[Items from a data source]
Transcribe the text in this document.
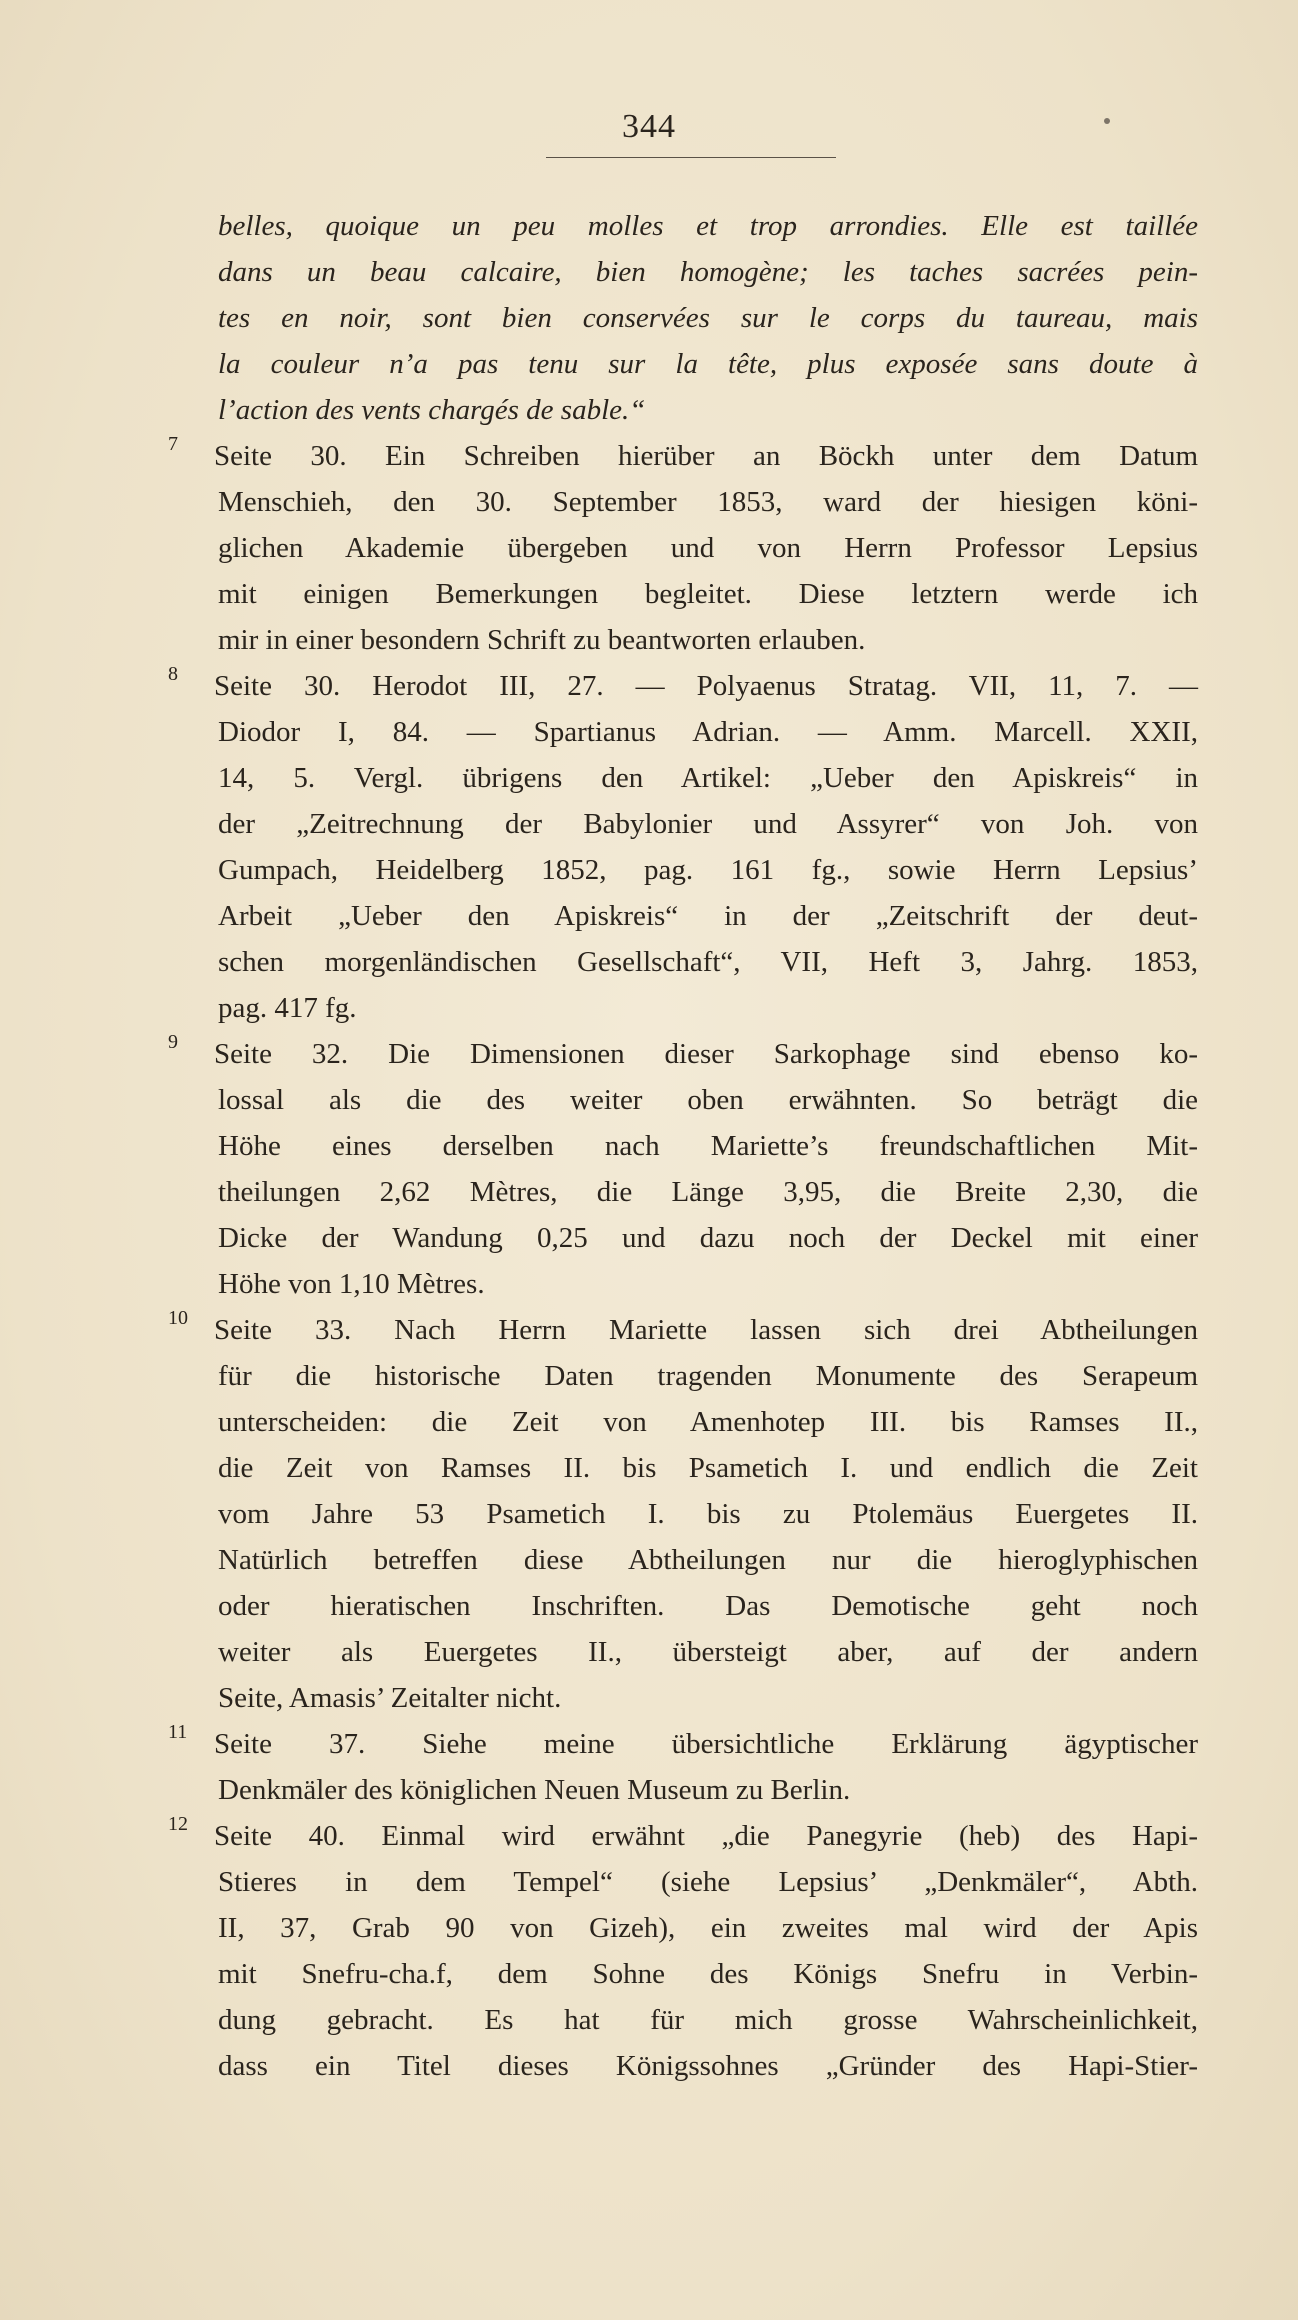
344
belles, quoique un peu molles et trop arrondies. Elle est taillée
dans un beau calcaire, bien homogène; les taches sacrées pein-
tes en noir, sont bien conservées sur le corps du taureau, mais
la couleur n’a pas tenu sur la tête, plus exposée sans doute à
l’action des vents chargés de sable.“
7 Seite 30. Ein Schreiben hierüber an Böckh unter dem Datum
Menschieh, den 30. September 1853, ward der hiesigen köni-
glichen Akademie übergeben und von Herrn Professor Lepsius
mit einigen Bemerkungen begleitet. Diese letztern werde ich
mir in einer besondern Schrift zu beantworten erlauben.
8 Seite 30. Herodot III, 27. — Polyaenus Stratag. VII, 11, 7. —
Diodor I, 84. — Spartianus Adrian. — Amm. Marcell. XXII,
14, 5. Vergl. übrigens den Artikel: „Ueber den Apiskreis“ in
der „Zeitrechnung der Babylonier und Assyrer“ von Joh. von
Gumpach, Heidelberg 1852, pag. 161 fg., sowie Herrn Lepsius’
Arbeit „Ueber den Apiskreis“ in der „Zeitschrift der deut-
schen morgenländischen Gesellschaft“, VII, Heft 3, Jahrg. 1853,
pag. 417 fg.
9 Seite 32. Die Dimensionen dieser Sarkophage sind ebenso ko-
lossal als die des weiter oben erwähnten. So beträgt die
Höhe eines derselben nach Mariette’s freundschaftlichen Mit-
theilungen 2,62 Mètres, die Länge 3,95, die Breite 2,30, die
Dicke der Wandung 0,25 und dazu noch der Deckel mit einer
Höhe von 1,10 Mètres.
10 Seite 33. Nach Herrn Mariette lassen sich drei Abtheilungen
für die historische Daten tragenden Monumente des Serapeum
unterscheiden: die Zeit von Amenhotep III. bis Ramses II.,
die Zeit von Ramses II. bis Psametich I. und endlich die Zeit
vom Jahre 53 Psametich I. bis zu Ptolemäus Euergetes II.
Natürlich betreffen diese Abtheilungen nur die hieroglyphischen
oder hieratischen Inschriften. Das Demotische geht noch
weiter als Euergetes II., übersteigt aber, auf der andern
Seite, Amasis’ Zeitalter nicht.
11 Seite 37. Siehe meine übersichtliche Erklärung ägyptischer
Denkmäler des königlichen Neuen Museum zu Berlin.
12 Seite 40. Einmal wird erwähnt „die Panegyrie (heb) des Hapi-
Stieres in dem Tempel“ (siehe Lepsius’ „Denkmäler“, Abth.
II, 37, Grab 90 von Gizeh), ein zweites mal wird der Apis
mit Snefru-cha.f, dem Sohne des Königs Snefru in Verbin-
dung gebracht. Es hat für mich grosse Wahrscheinlichkeit,
dass ein Titel dieses Königssohnes „Gründer des Hapi-Stier-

Given exercise: Restate the records above in full, word for word. Keep pictures out.

Answer to the exercise:
Transcribe the text in this document.
344
belles, quoique un peu molles et trop arrondies. Elle est taillée
dans un beau calcaire, bien homogène; les taches sacrées pein-
tes en noir, sont bien conservées sur le corps du taureau, mais
la couleur n’a pas tenu sur la tête, plus exposée sans doute à
l’action des vents chargés de sable.“
7 Seite 30. Ein Schreiben hierüber an Böckh unter dem Datum
Menschieh, den 30. September 1853, ward der hiesigen köni-
glichen Akademie übergeben und von Herrn Professor Lepsius
mit einigen Bemerkungen begleitet. Diese letztern werde ich
mir in einer besondern Schrift zu beantworten erlauben.
8 Seite 30. Herodot III, 27. — Polyaenus Stratag. VII, 11, 7. —
Diodor I, 84. — Spartianus Adrian. — Amm. Marcell. XXII,
14, 5. Vergl. übrigens den Artikel: „Ueber den Apiskreis“ in
der „Zeitrechnung der Babylonier und Assyrer“ von Joh. von
Gumpach, Heidelberg 1852, pag. 161 fg., sowie Herrn Lepsius’
Arbeit „Ueber den Apiskreis“ in der „Zeitschrift der deut-
schen morgenländischen Gesellschaft“, VII, Heft 3, Jahrg. 1853,
pag. 417 fg.
9 Seite 32. Die Dimensionen dieser Sarkophage sind ebenso ko-
lossal als die des weiter oben erwähnten. So beträgt die
Höhe eines derselben nach Mariette’s freundschaftlichen Mit-
theilungen 2,62 Mètres, die Länge 3,95, die Breite 2,30, die
Dicke der Wandung 0,25 und dazu noch der Deckel mit einer
Höhe von 1,10 Mètres.
10 Seite 33. Nach Herrn Mariette lassen sich drei Abtheilungen
für die historische Daten tragenden Monumente des Serapeum
unterscheiden: die Zeit von Amenhotep III. bis Ramses II.,
die Zeit von Ramses II. bis Psametich I. und endlich die Zeit
vom Jahre 53 Psametich I. bis zu Ptolemäus Euergetes II.
Natürlich betreffen diese Abtheilungen nur die hieroglyphischen
oder hieratischen Inschriften. Das Demotische geht noch
weiter als Euergetes II., übersteigt aber, auf der andern
Seite, Amasis’ Zeitalter nicht.
11 Seite 37. Siehe meine übersichtliche Erklärung ägyptischer
Denkmäler des königlichen Neuen Museum zu Berlin.
12 Seite 40. Einmal wird erwähnt „die Panegyrie (heb) des Hapi-
Stieres in dem Tempel“ (siehe Lepsius’ „Denkmäler“, Abth.
II, 37, Grab 90 von Gizeh), ein zweites mal wird der Apis
mit Snefru-cha.f, dem Sohne des Königs Snefru in Verbin-
dung gebracht. Es hat für mich grosse Wahrscheinlichkeit,
dass ein Titel dieses Königssohnes „Gründer des Hapi-Stier-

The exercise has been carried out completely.